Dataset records

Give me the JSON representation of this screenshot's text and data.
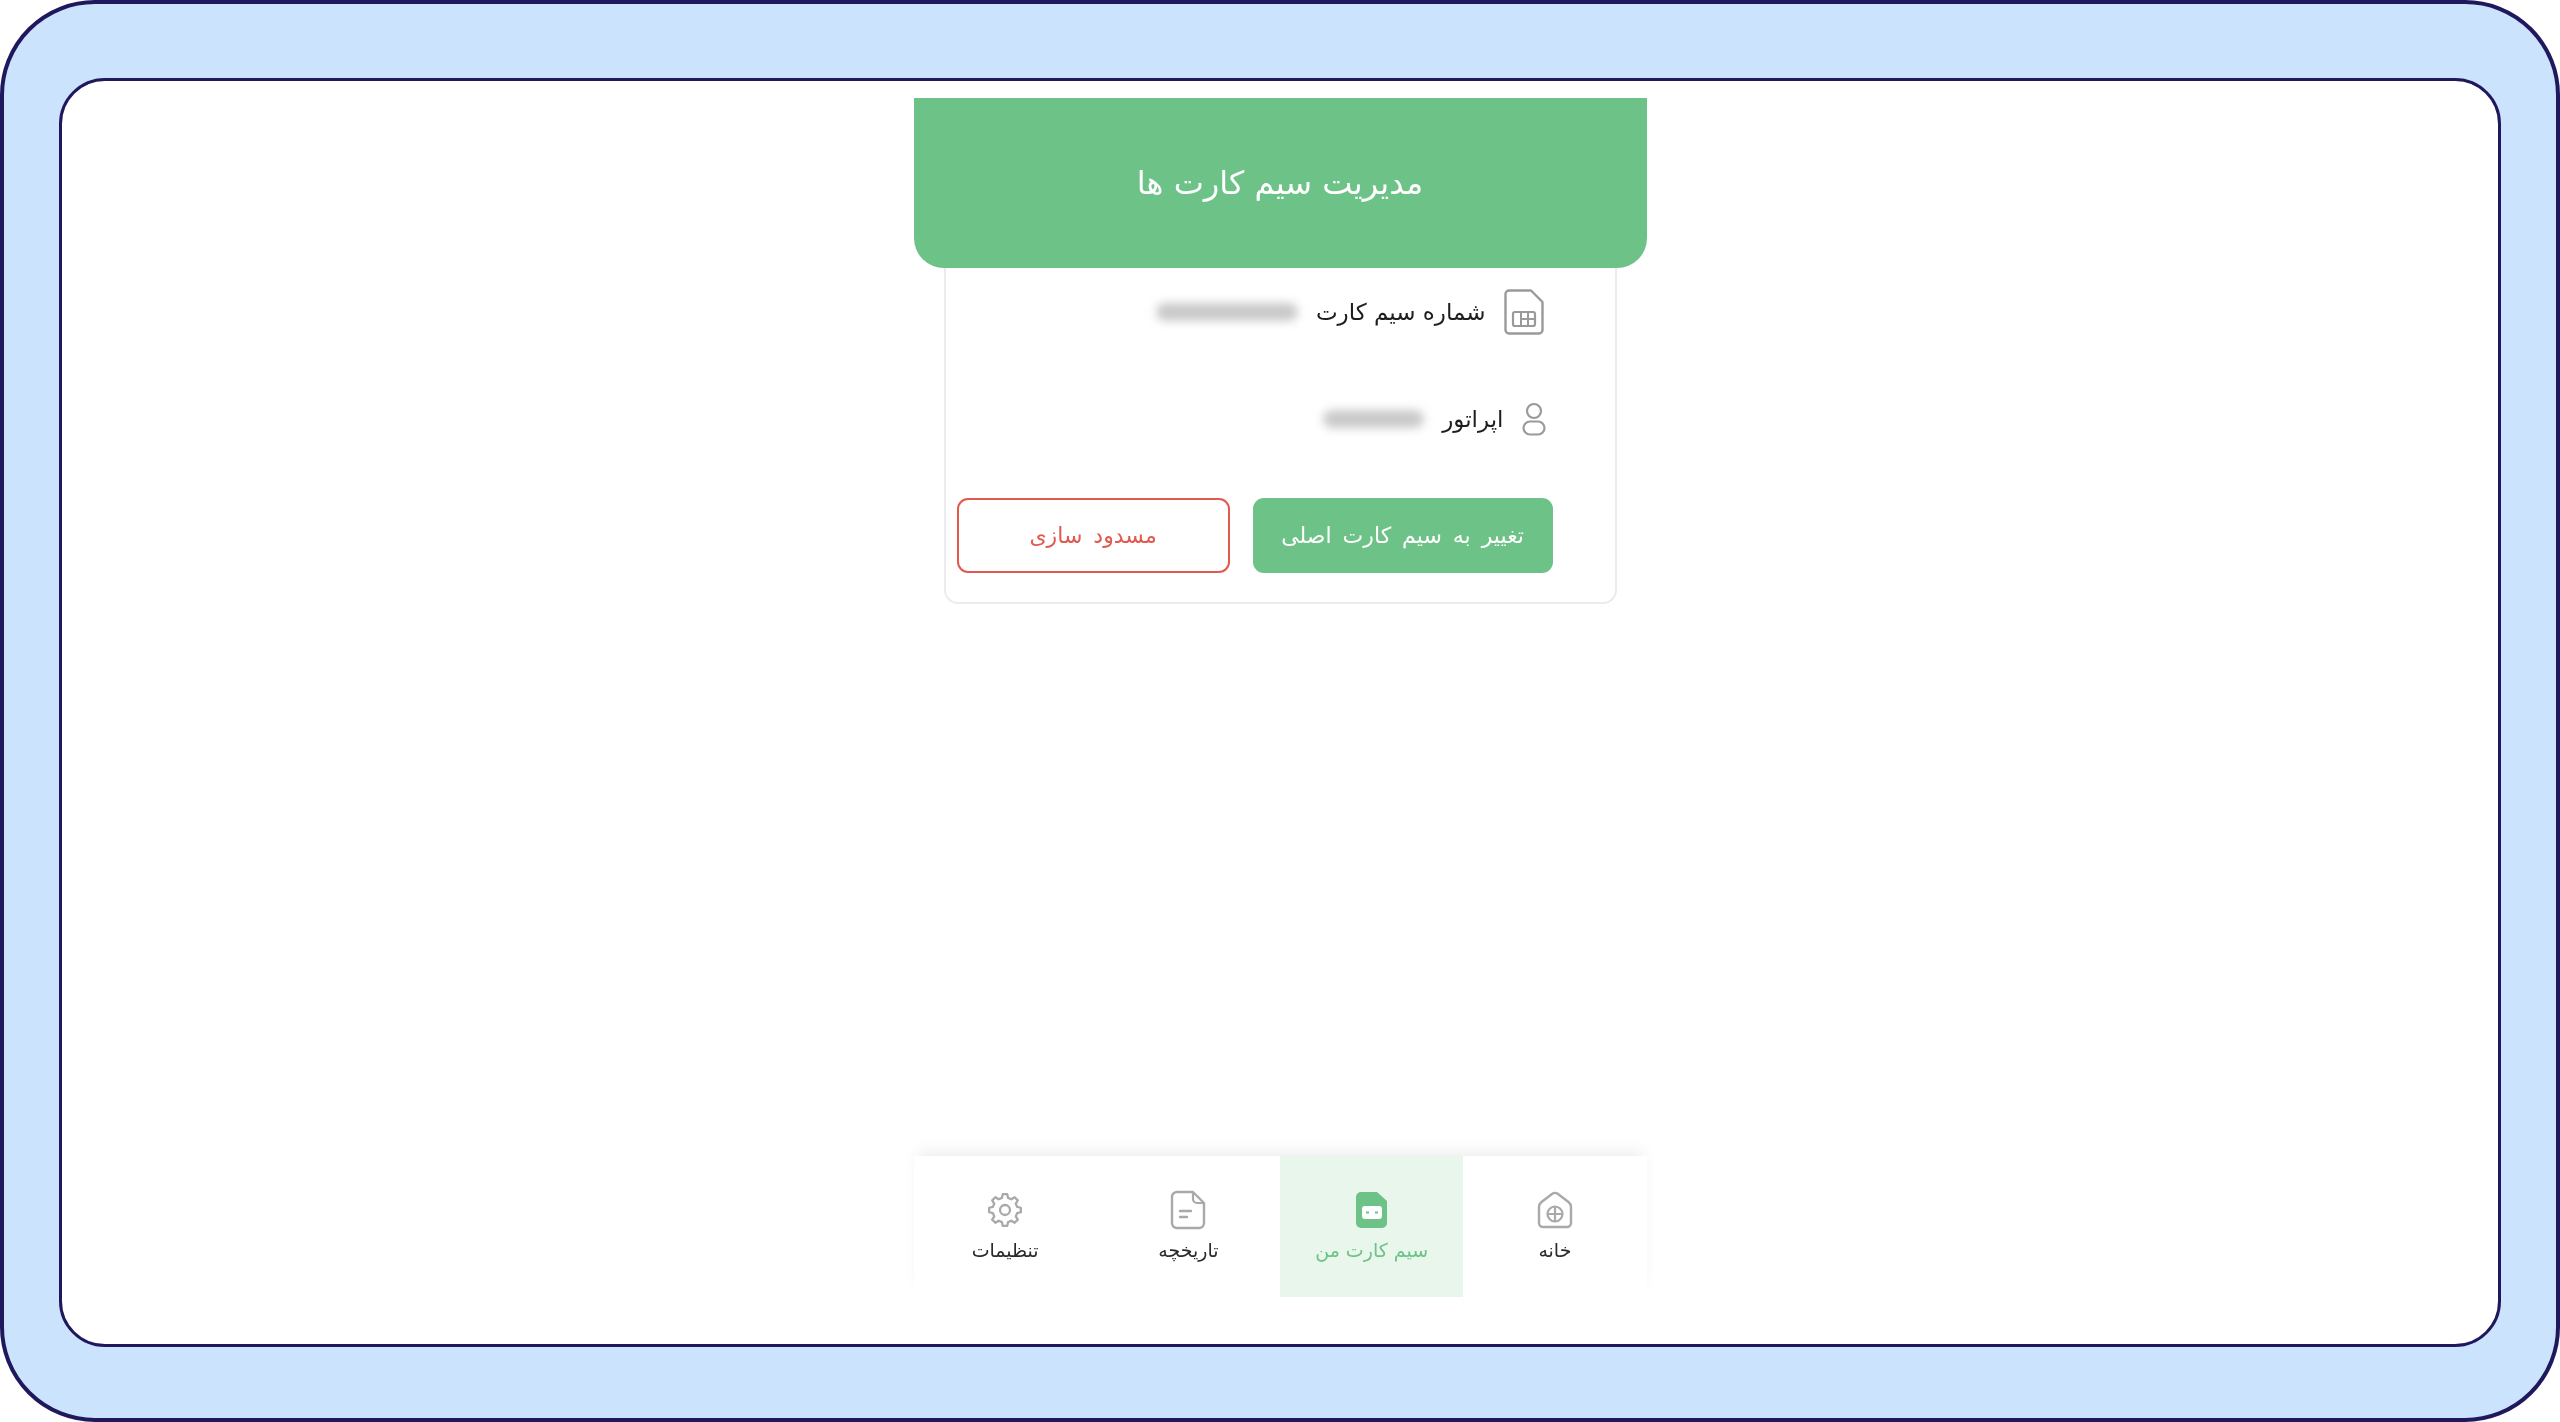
{
  "header": {
    "title": "مدیریت سیم کارت ها"
  },
  "details": [
    {
      "kind": "sim",
      "label": "شماره سیم کارت",
      "redacted": true
    },
    {
      "kind": "operator",
      "label": "اپراتور",
      "redacted": true
    }
  ],
  "actions": [
    {
      "kind": "primary",
      "label": "تغییر به سیم کارت اصلی"
    },
    {
      "kind": "danger",
      "label": "مسدود سازی"
    }
  ],
  "bottom_nav": [
    {
      "kind": "home",
      "label": "خانه",
      "selected": false
    },
    {
      "kind": "sim",
      "label": "سیم کارت من",
      "selected": true
    },
    {
      "kind": "history",
      "label": "تاریخچه",
      "selected": false
    },
    {
      "kind": "settings",
      "label": "تنظیمات",
      "selected": false
    }
  ]
}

# What needs to be done:
Transcribe every entry word for word, but skip the pictures.

# Task solution:
Give me the JSON representation of this screenshot's text and data.
{
  "header": {
    "title": "مدیریت سیم کارت ها"
  },
  "details": [
    {
      "kind": "sim",
      "label": "شماره سیم کارت",
      "redacted": true
    },
    {
      "kind": "operator",
      "label": "اپراتور",
      "redacted": true
    }
  ],
  "actions": [
    {
      "kind": "primary",
      "label": "تغییر به سیم کارت اصلی"
    },
    {
      "kind": "danger",
      "label": "مسدود سازی"
    }
  ],
  "bottom_nav": [
    {
      "kind": "home",
      "label": "خانه",
      "selected": false
    },
    {
      "kind": "sim",
      "label": "سیم کارت من",
      "selected": true
    },
    {
      "kind": "history",
      "label": "تاریخچه",
      "selected": false
    },
    {
      "kind": "settings",
      "label": "تنظیمات",
      "selected": false
    }
  ]
}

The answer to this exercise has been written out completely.